EXERCISE BRIEF — Quote the records that follow in full, leaving the pictures out.

☆ ☆ ☆ ☆

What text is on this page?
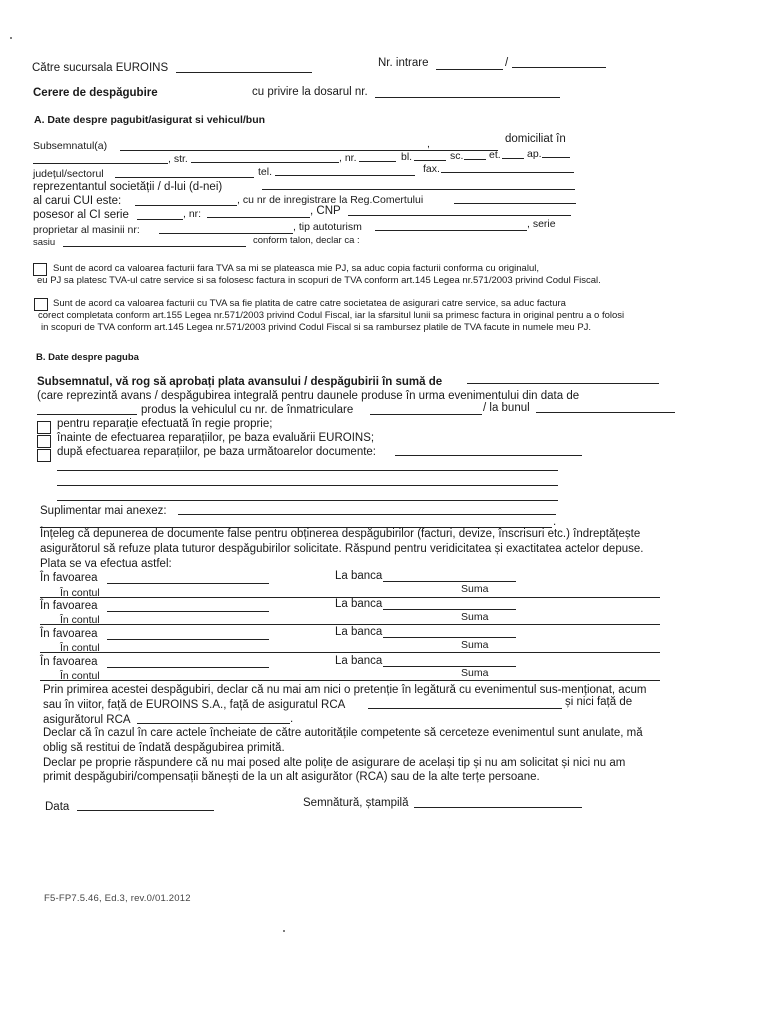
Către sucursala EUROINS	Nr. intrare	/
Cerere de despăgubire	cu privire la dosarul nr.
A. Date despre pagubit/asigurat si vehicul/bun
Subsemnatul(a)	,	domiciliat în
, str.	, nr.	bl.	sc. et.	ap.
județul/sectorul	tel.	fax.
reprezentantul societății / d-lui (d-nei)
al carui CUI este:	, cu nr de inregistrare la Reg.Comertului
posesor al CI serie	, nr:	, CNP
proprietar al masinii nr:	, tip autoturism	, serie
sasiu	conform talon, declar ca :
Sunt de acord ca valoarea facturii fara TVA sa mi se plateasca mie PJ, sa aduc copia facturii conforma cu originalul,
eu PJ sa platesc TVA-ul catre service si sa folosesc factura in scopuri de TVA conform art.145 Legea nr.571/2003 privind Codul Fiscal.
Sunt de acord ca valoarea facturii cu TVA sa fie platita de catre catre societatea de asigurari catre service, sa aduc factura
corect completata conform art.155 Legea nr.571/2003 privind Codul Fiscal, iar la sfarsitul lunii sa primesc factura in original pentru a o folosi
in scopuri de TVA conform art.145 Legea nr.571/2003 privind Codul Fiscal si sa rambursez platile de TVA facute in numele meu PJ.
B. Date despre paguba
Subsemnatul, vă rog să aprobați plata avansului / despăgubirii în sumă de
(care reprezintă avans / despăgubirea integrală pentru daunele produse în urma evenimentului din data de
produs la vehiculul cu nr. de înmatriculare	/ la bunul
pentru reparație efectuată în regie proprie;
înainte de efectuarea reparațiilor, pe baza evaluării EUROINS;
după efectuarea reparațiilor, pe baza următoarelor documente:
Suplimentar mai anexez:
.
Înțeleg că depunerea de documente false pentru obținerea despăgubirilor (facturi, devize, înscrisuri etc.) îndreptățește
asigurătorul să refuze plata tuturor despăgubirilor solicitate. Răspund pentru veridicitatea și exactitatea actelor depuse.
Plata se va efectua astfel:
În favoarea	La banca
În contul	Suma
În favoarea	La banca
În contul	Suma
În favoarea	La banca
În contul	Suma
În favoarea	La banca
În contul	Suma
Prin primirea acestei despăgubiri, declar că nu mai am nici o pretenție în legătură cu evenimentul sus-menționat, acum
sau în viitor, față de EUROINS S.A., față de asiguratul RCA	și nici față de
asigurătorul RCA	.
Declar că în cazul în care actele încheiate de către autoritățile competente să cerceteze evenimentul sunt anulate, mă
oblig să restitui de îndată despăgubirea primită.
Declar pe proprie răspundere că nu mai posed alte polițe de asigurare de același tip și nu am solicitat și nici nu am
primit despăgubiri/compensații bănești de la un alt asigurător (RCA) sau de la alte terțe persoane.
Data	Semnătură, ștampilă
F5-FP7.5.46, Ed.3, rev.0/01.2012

☆ ☆ ☆ ☆

OUTPUT OF THE EXERCISE —
What text is on this page?
Către sucursala EUROINS	Nr. intrare	/
Cerere de despăgubire	cu privire la dosarul nr.
A. Date despre pagubit/asigurat si vehicul/bun
Subsemnatul(a)	,	domiciliat în
, str.	, nr.	bl.	sc. et.	ap.
județul/sectorul	tel.	fax.
reprezentantul societății / d-lui (d-nei)
al carui CUI este:	, cu nr de inregistrare la Reg.Comertului
posesor al CI serie	, nr:	, CNP
proprietar al masinii nr:	, tip autoturism	, serie
sasiu	conform talon, declar ca :
Sunt de acord ca valoarea facturii fara TVA sa mi se plateasca mie PJ, sa aduc copia facturii conforma cu originalul,
eu PJ sa platesc TVA-ul catre service si sa folosesc factura in scopuri de TVA conform art.145 Legea nr.571/2003 privind Codul Fiscal.
Sunt de acord ca valoarea facturii cu TVA sa fie platita de catre catre societatea de asigurari catre service, sa aduc factura
corect completata conform art.155 Legea nr.571/2003 privind Codul Fiscal, iar la sfarsitul lunii sa primesc factura in original pentru a o folosi
in scopuri de TVA conform art.145 Legea nr.571/2003 privind Codul Fiscal si sa rambursez platile de TVA facute in numele meu PJ.
B. Date despre paguba
Subsemnatul, vă rog să aprobați plata avansului / despăgubirii în sumă de
(care reprezintă avans / despăgubirea integrală pentru daunele produse în urma evenimentului din data de
produs la vehiculul cu nr. de înmatriculare	/ la bunul
pentru reparație efectuată în regie proprie;
înainte de efectuarea reparațiilor, pe baza evaluării EUROINS;
după efectuarea reparațiilor, pe baza următoarelor documente:
Suplimentar mai anexez:
.
Înțeleg că depunerea de documente false pentru obținerea despăgubirilor (facturi, devize, înscrisuri etc.) îndreptățește
asigurătorul să refuze plata tuturor despăgubirilor solicitate. Răspund pentru veridicitatea și exactitatea actelor depuse.
Plata se va efectua astfel:
În favoarea	La banca
În contul	Suma
În favoarea	La banca
În contul	Suma
În favoarea	La banca
În contul	Suma
În favoarea	La banca
În contul	Suma
Prin primirea acestei despăgubiri, declar că nu mai am nici o pretenție în legătură cu evenimentul sus-menționat, acum
sau în viitor, față de EUROINS S.A., față de asiguratul RCA	și nici față de
asigurătorul RCA	.
Declar că în cazul în care actele încheiate de către autoritățile competente să cerceteze evenimentul sunt anulate, mă
oblig să restitui de îndată despăgubirea primită.
Declar pe proprie răspundere că nu mai posed alte polițe de asigurare de același tip și nu am solicitat și nici nu am
primit despăgubiri/compensații bănești de la un alt asigurător (RCA) sau de la alte terțe persoane.
Data	Semnătură, ștampilă
F5-FP7.5.46, Ed.3, rev.0/01.2012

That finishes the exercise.